- **What you should do**: Copy each line of the data below with the word "锅炉最小出力".

- **Recorded data**:

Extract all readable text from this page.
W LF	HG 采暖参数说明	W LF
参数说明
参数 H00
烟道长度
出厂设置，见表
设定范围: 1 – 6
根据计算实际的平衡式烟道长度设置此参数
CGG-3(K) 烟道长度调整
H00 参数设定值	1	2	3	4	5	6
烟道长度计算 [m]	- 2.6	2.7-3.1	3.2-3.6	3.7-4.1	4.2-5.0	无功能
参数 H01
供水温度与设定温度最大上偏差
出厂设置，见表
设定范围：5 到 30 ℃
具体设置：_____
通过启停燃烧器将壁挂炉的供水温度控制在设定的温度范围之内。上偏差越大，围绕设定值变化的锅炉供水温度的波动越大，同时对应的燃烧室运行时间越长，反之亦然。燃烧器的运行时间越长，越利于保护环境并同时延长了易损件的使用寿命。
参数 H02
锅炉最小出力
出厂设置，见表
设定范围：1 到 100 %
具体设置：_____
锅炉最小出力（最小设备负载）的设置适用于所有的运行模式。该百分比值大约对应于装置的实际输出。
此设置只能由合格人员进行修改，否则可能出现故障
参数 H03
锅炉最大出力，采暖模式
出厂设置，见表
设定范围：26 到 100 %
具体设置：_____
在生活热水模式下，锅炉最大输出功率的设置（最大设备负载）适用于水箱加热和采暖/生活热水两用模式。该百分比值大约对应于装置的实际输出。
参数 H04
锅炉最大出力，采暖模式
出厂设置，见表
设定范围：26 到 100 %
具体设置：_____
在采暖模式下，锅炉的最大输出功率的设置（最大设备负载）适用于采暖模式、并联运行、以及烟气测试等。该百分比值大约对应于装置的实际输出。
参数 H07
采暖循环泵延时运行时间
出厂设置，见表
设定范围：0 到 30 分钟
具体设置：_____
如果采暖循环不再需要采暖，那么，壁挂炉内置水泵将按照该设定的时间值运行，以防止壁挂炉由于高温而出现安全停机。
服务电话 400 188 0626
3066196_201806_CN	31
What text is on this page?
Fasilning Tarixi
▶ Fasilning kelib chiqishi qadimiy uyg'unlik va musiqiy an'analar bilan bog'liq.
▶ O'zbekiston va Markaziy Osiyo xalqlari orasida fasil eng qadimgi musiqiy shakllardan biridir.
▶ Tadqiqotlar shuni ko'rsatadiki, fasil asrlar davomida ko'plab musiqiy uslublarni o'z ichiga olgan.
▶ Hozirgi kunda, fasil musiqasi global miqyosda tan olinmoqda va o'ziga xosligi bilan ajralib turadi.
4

- **Expected answer**:
锅炉最小出力
锅炉最小出力（最小设备负载）的设置适用于所有的运行模式。该百分比值大约对应于装置的实际输出。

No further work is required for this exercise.